§ **SOURCE EXTRACT**

┄┄┄┄┄┄┄┄┄┄

Which rotation member is the best breakout candidate?


We know that Josh Johnson and Ricky Nolasco will get their innings and perform as well as can be expected. Barring any injuries (and the concerns aren’t too bad, as BP’s Will Carroll has both Nolasco and Johnson as “yellow” in his proprietary injury system), those guys should be excellent for us and bring in eight to nine wins between them, a luxury few teams can say they have.

The question will be how many more wins the remaining three starters in the rotation may be able to provide. Among Anibal Sanchez, Chris Volstad, and Clay Hensley, the team would really like to see a two-win season. Let’s take a look at the projection systems and see what they expect.

Anibal Sanchez4.664.374.604.54
Chris Volstad4.734.624.464.60
Clay Hensley4.794.965.214.99
Rick VandenHurk4.664.254.364.42

I included Rick VandenHurk because he’ll likely be the first guy out of the minors to start for the Fish in case of injury. Among the plethora of below average projections lie a few interesting positives:

– Most of the projection systems have good things to say about Volstad’s regression back to normal home run rates. Of the three listed there, I think ZiPS’ 4.62 FIP is the most reasonable of the bunch, though none stand out as terribly pessimistic.

– All of the systems like VandenHurk, with ZiPS and PECOTA expecting very good things. With those FIP, he would easily be our third best starter, which makes you wonder why the team plans on starting him in Triple-A rather than as the fifth starter.

Looking at the straight averages, you can see that Volstad and Sanchez are ranked very closely, with Sanchez having the slight upside edge based on these three projections. I share that opinion, as I believe that Sanchez is the best pitcher of the four mentioned here. If I had to choose one guy to outperform his average projected FIP, I would put my bets on Sanchez. His superior strikeout rates are promising, and the only major question is his walk rate. The same could be said of VandenHurk, but Hurk’s scary splits combined with his already optimistic projections have me more comfortable pushing on his average FIP.

But perhaps the best question to ask is not really “Who is most likely to outperform their projected FIP?” but rather “Who is most likely to do so and pitch a full season?” Of the four pitchers, only one came close to 160 innings in a season (Volstad last year). At 160 innings, a 2 WAR season would require a pitcher to have a FIP around 4.20. At 180 innings, it would involve a pitcher with a 4,32 FIP. Which of these pitchers is most likely to put up that kind of combination of a season?

Sadly, you would probably have to put your money on Volstad. He seems the most durable of the four pitchers, and his main barrier to reaching a 4.30 FIP is the home run. Take a look at the projection by PECOTA. PECOTA thinks he’ll allow 15 homers in 127 innings. If that number falls to just 13 home runs (0.9 HR/9 rather than 1.06), you get a 4.26 FIP. Given that Volstad has made his reputation as a prospect on preventing home runs and inducing ground balls, I have his chances at improving in that regard as better than the chances that the others can solve their own issues and stay healthy enough to accumulate 160+ innings. Sanchez is a tremendous injury risk, as he has not pitched more than 100 innings since his rookie year, and VandenHurk’s similar home run issues are a part of his massive fly ball rates.

This isn’t to say that Volstad will be the guy who improves the most. I don’t think any Marlin starter among these four will get to 2 WAR this season. But I do believe Volstad is the best bet thanks to his durability. The question then becomes whether that is a good sign for this team.

┄┄┄┄┄┄┄┄┄┄

§ **TASKS FOR THIS EXERCISE**
[1] According to the rotation article, which pitcher has not pitched more than 100 innings since his rookie year?
[2] Write out the passage of the rotation article that begins at the words "Anibal Sanchez4.664.374.604.54" and stops after "the fifth starter.".
The data that follow bear no relation to the rotation article.

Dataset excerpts
┄┄┄┄┄┄┄┄┄┄

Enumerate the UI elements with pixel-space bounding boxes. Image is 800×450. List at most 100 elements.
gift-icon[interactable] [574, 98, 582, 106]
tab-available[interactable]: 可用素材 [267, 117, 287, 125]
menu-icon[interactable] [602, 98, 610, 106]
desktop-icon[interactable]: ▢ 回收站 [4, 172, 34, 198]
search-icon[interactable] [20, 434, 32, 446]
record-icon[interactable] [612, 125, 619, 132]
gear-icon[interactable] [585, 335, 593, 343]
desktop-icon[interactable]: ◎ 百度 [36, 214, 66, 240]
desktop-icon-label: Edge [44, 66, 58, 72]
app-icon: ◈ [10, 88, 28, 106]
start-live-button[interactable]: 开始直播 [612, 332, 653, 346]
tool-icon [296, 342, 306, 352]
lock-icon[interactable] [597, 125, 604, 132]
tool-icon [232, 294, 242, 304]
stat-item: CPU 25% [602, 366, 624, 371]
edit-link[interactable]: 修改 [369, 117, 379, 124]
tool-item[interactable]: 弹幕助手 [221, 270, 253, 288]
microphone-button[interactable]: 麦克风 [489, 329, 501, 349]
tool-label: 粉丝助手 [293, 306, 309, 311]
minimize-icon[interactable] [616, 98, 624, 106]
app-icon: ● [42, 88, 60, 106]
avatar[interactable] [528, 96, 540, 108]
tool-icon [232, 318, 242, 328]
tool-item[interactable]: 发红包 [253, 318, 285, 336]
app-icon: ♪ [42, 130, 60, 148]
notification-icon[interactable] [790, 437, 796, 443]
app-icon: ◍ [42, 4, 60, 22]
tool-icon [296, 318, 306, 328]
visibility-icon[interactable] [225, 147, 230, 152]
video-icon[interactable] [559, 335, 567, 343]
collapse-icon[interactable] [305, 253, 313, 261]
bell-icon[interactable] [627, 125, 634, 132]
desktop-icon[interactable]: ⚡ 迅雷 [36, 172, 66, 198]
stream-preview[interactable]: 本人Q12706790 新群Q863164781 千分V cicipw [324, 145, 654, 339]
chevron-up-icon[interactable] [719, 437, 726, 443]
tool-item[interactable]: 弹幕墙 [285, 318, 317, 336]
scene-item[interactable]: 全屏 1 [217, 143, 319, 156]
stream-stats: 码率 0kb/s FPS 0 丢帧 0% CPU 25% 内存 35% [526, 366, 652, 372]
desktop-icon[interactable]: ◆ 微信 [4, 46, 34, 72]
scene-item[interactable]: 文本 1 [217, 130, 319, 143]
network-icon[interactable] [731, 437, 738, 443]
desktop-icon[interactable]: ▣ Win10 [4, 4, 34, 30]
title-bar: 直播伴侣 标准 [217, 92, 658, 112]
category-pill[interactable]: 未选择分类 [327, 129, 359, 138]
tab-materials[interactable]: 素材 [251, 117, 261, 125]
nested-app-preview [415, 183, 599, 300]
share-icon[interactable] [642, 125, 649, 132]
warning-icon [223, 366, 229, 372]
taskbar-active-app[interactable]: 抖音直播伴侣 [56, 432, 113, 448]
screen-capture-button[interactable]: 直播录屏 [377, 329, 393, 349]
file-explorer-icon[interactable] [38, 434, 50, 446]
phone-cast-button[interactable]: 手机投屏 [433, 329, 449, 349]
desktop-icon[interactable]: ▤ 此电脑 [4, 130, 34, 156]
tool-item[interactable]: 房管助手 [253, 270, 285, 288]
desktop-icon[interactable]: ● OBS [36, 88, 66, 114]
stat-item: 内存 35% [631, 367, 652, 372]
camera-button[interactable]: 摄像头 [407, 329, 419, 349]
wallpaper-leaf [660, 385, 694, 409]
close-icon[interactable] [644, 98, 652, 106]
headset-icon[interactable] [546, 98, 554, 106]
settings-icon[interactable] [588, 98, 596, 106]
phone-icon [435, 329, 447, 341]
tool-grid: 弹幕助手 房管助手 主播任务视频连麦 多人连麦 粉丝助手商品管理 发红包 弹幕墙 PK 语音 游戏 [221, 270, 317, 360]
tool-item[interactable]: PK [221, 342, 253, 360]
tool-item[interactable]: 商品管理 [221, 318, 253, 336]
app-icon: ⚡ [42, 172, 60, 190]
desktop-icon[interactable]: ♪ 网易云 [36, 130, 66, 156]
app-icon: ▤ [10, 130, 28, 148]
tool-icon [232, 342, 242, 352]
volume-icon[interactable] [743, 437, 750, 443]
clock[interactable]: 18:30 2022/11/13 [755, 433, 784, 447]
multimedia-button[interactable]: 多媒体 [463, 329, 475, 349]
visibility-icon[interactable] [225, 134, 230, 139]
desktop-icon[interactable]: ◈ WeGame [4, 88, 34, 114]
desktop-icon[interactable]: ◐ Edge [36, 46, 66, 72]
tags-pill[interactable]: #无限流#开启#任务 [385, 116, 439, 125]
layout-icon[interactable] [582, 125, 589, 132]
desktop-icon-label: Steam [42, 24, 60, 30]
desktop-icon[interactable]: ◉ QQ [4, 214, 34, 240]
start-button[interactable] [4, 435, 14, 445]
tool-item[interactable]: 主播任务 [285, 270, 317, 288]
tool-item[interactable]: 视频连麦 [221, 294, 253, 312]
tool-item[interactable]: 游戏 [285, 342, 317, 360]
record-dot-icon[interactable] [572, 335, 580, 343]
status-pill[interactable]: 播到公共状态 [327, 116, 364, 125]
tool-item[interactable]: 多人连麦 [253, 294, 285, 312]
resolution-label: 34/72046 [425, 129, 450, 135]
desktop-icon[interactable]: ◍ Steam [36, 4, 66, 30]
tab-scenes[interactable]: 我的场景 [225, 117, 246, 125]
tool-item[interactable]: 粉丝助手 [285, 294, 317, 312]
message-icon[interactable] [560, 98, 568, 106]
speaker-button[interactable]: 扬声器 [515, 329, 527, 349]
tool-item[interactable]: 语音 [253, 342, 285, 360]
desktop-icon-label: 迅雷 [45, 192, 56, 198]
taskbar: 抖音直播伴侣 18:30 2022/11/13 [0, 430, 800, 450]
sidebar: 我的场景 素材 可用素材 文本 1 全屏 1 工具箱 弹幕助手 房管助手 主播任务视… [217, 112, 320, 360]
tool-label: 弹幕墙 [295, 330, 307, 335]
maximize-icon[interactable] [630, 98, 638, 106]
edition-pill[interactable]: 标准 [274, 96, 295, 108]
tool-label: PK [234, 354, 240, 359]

┄┄┄┄┄┄┄┄┄┄

§ **LIST OF ANSWERS**
[1] Anibal Sanchez

[2]
Anibal Sanchez4.664.374.604.54
Chris Volstad4.734.624.464.60
Clay Hensley4.794.965.214.99
Rick VandenHurk4.664.254.364.42

I included Rick VandenHurk because he’ll likely be the first guy out of the minors to start for the Fish in case of injury. Among the plethora of below average projections lie a few interesting positives:

– Most of the projection systems have good things to say about Volstad’s regression back to normal home run rates. Of the three listed there, I think ZiPS’ 4.62 FIP is the most reasonable of the bunch, though none stand out as terribly pessimistic.

– All of the systems like VandenHurk, with ZiPS and PECOTA expecting very good things. With those FIP, he would easily be our third best starter, which makes you wonder why the team plans on starting him in Triple-A rather than as the fifth starter.